%%

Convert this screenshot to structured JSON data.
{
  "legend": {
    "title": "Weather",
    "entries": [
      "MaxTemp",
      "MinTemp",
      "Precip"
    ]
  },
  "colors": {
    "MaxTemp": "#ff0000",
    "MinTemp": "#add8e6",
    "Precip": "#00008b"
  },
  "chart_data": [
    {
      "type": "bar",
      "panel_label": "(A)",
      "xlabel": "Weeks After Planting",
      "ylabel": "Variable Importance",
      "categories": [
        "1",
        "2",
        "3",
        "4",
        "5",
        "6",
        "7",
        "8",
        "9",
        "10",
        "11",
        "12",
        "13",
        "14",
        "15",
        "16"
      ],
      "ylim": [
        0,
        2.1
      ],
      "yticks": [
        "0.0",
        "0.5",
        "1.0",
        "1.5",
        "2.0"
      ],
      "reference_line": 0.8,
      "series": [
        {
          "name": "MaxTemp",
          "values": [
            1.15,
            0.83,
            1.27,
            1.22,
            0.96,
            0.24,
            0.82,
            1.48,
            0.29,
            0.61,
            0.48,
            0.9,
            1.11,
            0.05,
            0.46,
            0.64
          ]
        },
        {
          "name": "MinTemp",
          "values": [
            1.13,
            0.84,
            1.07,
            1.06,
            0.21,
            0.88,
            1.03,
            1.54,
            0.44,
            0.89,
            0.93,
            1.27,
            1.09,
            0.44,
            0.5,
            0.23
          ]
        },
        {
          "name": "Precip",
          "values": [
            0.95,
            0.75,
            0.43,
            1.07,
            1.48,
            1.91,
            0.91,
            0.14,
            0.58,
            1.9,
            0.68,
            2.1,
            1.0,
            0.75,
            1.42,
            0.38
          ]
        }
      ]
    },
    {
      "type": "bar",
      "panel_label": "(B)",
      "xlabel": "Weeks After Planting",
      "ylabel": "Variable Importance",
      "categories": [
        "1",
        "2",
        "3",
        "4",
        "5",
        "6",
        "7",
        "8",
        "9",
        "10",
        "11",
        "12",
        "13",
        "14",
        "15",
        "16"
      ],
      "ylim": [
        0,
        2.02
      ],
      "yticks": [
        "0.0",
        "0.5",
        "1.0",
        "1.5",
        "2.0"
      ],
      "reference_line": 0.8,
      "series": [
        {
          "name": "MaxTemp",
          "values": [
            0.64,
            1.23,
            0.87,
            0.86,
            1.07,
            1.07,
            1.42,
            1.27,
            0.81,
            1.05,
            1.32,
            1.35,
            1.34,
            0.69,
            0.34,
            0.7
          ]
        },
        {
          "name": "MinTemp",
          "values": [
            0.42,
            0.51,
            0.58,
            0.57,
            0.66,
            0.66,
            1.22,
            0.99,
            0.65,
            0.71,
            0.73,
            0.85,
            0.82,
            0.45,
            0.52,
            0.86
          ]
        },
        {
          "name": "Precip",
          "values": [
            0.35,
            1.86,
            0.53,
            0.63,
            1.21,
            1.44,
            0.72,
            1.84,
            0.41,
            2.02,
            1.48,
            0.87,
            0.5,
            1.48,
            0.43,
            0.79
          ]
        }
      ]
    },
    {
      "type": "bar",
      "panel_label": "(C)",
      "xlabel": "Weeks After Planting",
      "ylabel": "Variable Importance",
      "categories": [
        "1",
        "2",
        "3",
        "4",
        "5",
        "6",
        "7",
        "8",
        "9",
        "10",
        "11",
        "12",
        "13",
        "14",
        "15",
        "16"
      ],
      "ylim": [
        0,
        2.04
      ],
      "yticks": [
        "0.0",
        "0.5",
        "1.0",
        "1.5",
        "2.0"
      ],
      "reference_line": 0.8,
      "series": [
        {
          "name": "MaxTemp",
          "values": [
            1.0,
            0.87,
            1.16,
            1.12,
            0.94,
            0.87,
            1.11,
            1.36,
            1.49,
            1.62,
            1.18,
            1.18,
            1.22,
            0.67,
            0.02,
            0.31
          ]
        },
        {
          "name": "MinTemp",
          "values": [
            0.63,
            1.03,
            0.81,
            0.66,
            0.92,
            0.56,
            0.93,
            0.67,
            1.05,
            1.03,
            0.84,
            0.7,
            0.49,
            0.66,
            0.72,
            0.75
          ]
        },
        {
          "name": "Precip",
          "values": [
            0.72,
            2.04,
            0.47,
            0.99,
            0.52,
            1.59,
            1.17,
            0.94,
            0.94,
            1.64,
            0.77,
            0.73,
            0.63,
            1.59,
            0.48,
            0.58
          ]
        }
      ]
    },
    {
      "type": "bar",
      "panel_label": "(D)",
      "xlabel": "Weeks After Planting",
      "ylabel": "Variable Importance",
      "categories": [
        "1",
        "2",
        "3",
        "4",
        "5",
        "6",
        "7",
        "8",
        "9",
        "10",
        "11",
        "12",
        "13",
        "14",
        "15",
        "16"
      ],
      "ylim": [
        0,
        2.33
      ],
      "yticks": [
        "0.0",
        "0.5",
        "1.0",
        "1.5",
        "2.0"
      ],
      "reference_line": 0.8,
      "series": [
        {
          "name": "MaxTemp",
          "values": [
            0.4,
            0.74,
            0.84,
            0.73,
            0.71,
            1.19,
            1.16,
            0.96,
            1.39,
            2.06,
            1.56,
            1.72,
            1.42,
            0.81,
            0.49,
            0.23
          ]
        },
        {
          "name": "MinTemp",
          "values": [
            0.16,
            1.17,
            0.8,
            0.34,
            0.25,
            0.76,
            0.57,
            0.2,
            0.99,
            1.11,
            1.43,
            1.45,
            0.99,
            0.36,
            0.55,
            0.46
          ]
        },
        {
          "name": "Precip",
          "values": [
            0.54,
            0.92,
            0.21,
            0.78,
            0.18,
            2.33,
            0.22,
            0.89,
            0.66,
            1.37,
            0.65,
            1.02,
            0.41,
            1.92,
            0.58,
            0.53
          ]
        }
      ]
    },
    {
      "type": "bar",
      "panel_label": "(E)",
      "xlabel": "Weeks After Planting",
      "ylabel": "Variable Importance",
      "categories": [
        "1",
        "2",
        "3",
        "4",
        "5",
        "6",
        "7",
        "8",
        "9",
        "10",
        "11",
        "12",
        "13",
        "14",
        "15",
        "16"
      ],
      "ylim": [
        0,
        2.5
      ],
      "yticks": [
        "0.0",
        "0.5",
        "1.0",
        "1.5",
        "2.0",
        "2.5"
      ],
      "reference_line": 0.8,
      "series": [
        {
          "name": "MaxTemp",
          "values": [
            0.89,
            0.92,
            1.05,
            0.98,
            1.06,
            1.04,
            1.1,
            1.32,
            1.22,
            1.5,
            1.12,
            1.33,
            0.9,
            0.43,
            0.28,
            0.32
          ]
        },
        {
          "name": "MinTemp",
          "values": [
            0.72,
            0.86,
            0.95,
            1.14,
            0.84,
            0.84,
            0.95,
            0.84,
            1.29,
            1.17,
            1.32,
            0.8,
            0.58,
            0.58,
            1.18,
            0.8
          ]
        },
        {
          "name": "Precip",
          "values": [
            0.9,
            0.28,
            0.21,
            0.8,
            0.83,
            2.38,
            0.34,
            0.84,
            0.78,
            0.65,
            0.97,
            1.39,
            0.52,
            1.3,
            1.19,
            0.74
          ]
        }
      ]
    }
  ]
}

%%

> _Goal_
Reproduce the material verbatim, line by line.

> _Exercise output_
Convert this screenshot to structured JSON data.
{
  "legend": {
    "title": "Weather",
    "entries": [
      "MaxTemp",
      "MinTemp",
      "Precip"
    ]
  },
  "colors": {
    "MaxTemp": "#ff0000",
    "MinTemp": "#add8e6",
    "Precip": "#00008b"
  },
  "chart_data": [
    {
      "type": "bar",
      "panel_label": "(A)",
      "xlabel": "Weeks After Planting",
      "ylabel": "Variable Importance",
      "categories": [
        "1",
        "2",
        "3",
        "4",
        "5",
        "6",
        "7",
        "8",
        "9",
        "10",
        "11",
        "12",
        "13",
        "14",
        "15",
        "16"
      ],
      "ylim": [
        0,
        2.1
      ],
      "yticks": [
        "0.0",
        "0.5",
        "1.0",
        "1.5",
        "2.0"
      ],
      "reference_line": 0.8,
      "series": [
        {
          "name": "MaxTemp",
          "values": [
            1.15,
            0.83,
            1.27,
            1.22,
            0.96,
            0.24,
            0.82,
            1.48,
            0.29,
            0.61,
            0.48,
            0.9,
            1.11,
            0.05,
            0.46,
            0.64
          ]
        },
        {
          "name": "MinTemp",
          "values": [
            1.13,
            0.84,
            1.07,
            1.06,
            0.21,
            0.88,
            1.03,
            1.54,
            0.44,
            0.89,
            0.93,
            1.27,
            1.09,
            0.44,
            0.5,
            0.23
          ]
        },
        {
          "name": "Precip",
          "values": [
            0.95,
            0.75,
            0.43,
            1.07,
            1.48,
            1.91,
            0.91,
            0.14,
            0.58,
            1.9,
            0.68,
            2.1,
            1.0,
            0.75,
            1.42,
            0.38
          ]
        }
      ]
    },
    {
      "type": "bar",
      "panel_label": "(B)",
      "xlabel": "Weeks After Planting",
      "ylabel": "Variable Importance",
      "categories": [
        "1",
        "2",
        "3",
        "4",
        "5",
        "6",
        "7",
        "8",
        "9",
        "10",
        "11",
        "12",
        "13",
        "14",
        "15",
        "16"
      ],
      "ylim": [
        0,
        2.02
      ],
      "yticks": [
        "0.0",
        "0.5",
        "1.0",
        "1.5",
        "2.0"
      ],
      "reference_line": 0.8,
      "series": [
        {
          "name": "MaxTemp",
          "values": [
            0.64,
            1.23,
            0.87,
            0.86,
            1.07,
            1.07,
            1.42,
            1.27,
            0.81,
            1.05,
            1.32,
            1.35,
            1.34,
            0.69,
            0.34,
            0.7
          ]
        },
        {
          "name": "MinTemp",
          "values": [
            0.42,
            0.51,
            0.58,
            0.57,
            0.66,
            0.66,
            1.22,
            0.99,
            0.65,
            0.71,
            0.73,
            0.85,
            0.82,
            0.45,
            0.52,
            0.86
          ]
        },
        {
          "name": "Precip",
          "values": [
            0.35,
            1.86,
            0.53,
            0.63,
            1.21,
            1.44,
            0.72,
            1.84,
            0.41,
            2.02,
            1.48,
            0.87,
            0.5,
            1.48,
            0.43,
            0.79
          ]
        }
      ]
    },
    {
      "type": "bar",
      "panel_label": "(C)",
      "xlabel": "Weeks After Planting",
      "ylabel": "Variable Importance",
      "categories": [
        "1",
        "2",
        "3",
        "4",
        "5",
        "6",
        "7",
        "8",
        "9",
        "10",
        "11",
        "12",
        "13",
        "14",
        "15",
        "16"
      ],
      "ylim": [
        0,
        2.04
      ],
      "yticks": [
        "0.0",
        "0.5",
        "1.0",
        "1.5",
        "2.0"
      ],
      "reference_line": 0.8,
      "series": [
        {
          "name": "MaxTemp",
          "values": [
            1.0,
            0.87,
            1.16,
            1.12,
            0.94,
            0.87,
            1.11,
            1.36,
            1.49,
            1.62,
            1.18,
            1.18,
            1.22,
            0.67,
            0.02,
            0.31
          ]
        },
        {
          "name": "MinTemp",
          "values": [
            0.63,
            1.03,
            0.81,
            0.66,
            0.92,
            0.56,
            0.93,
            0.67,
            1.05,
            1.03,
            0.84,
            0.7,
            0.49,
            0.66,
            0.72,
            0.75
          ]
        },
        {
          "name": "Precip",
          "values": [
            0.72,
            2.04,
            0.47,
            0.99,
            0.52,
            1.59,
            1.17,
            0.94,
            0.94,
            1.64,
            0.77,
            0.73,
            0.63,
            1.59,
            0.48,
            0.58
          ]
        }
      ]
    },
    {
      "type": "bar",
      "panel_label": "(D)",
      "xlabel": "Weeks After Planting",
      "ylabel": "Variable Importance",
      "categories": [
        "1",
        "2",
        "3",
        "4",
        "5",
        "6",
        "7",
        "8",
        "9",
        "10",
        "11",
        "12",
        "13",
        "14",
        "15",
        "16"
      ],
      "ylim": [
        0,
        2.33
      ],
      "yticks": [
        "0.0",
        "0.5",
        "1.0",
        "1.5",
        "2.0"
      ],
      "reference_line": 0.8,
      "series": [
        {
          "name": "MaxTemp",
          "values": [
            0.4,
            0.74,
            0.84,
            0.73,
            0.71,
            1.19,
            1.16,
            0.96,
            1.39,
            2.06,
            1.56,
            1.72,
            1.42,
            0.81,
            0.49,
            0.23
          ]
        },
        {
          "name": "MinTemp",
          "values": [
            0.16,
            1.17,
            0.8,
            0.34,
            0.25,
            0.76,
            0.57,
            0.2,
            0.99,
            1.11,
            1.43,
            1.45,
            0.99,
            0.36,
            0.55,
            0.46
          ]
        },
        {
          "name": "Precip",
          "values": [
            0.54,
            0.92,
            0.21,
            0.78,
            0.18,
            2.33,
            0.22,
            0.89,
            0.66,
            1.37,
            0.65,
            1.02,
            0.41,
            1.92,
            0.58,
            0.53
          ]
        }
      ]
    },
    {
      "type": "bar",
      "panel_label": "(E)",
      "xlabel": "Weeks After Planting",
      "ylabel": "Variable Importance",
      "categories": [
        "1",
        "2",
        "3",
        "4",
        "5",
        "6",
        "7",
        "8",
        "9",
        "10",
        "11",
        "12",
        "13",
        "14",
        "15",
        "16"
      ],
      "ylim": [
        0,
        2.5
      ],
      "yticks": [
        "0.0",
        "0.5",
        "1.0",
        "1.5",
        "2.0",
        "2.5"
      ],
      "reference_line": 0.8,
      "series": [
        {
          "name": "MaxTemp",
          "values": [
            0.89,
            0.92,
            1.05,
            0.98,
            1.06,
            1.04,
            1.1,
            1.32,
            1.22,
            1.5,
            1.12,
            1.33,
            0.9,
            0.43,
            0.28,
            0.32
          ]
        },
        {
          "name": "MinTemp",
          "values": [
            0.72,
            0.86,
            0.95,
            1.14,
            0.84,
            0.84,
            0.95,
            0.84,
            1.29,
            1.17,
            1.32,
            0.8,
            0.58,
            0.58,
            1.18,
            0.8
          ]
        },
        {
          "name": "Precip",
          "values": [
            0.9,
            0.28,
            0.21,
            0.8,
            0.83,
            2.38,
            0.34,
            0.84,
            0.78,
            0.65,
            0.97,
            1.39,
            0.52,
            1.3,
            1.19,
            0.74
          ]
        }
      ]
    }
  ]
}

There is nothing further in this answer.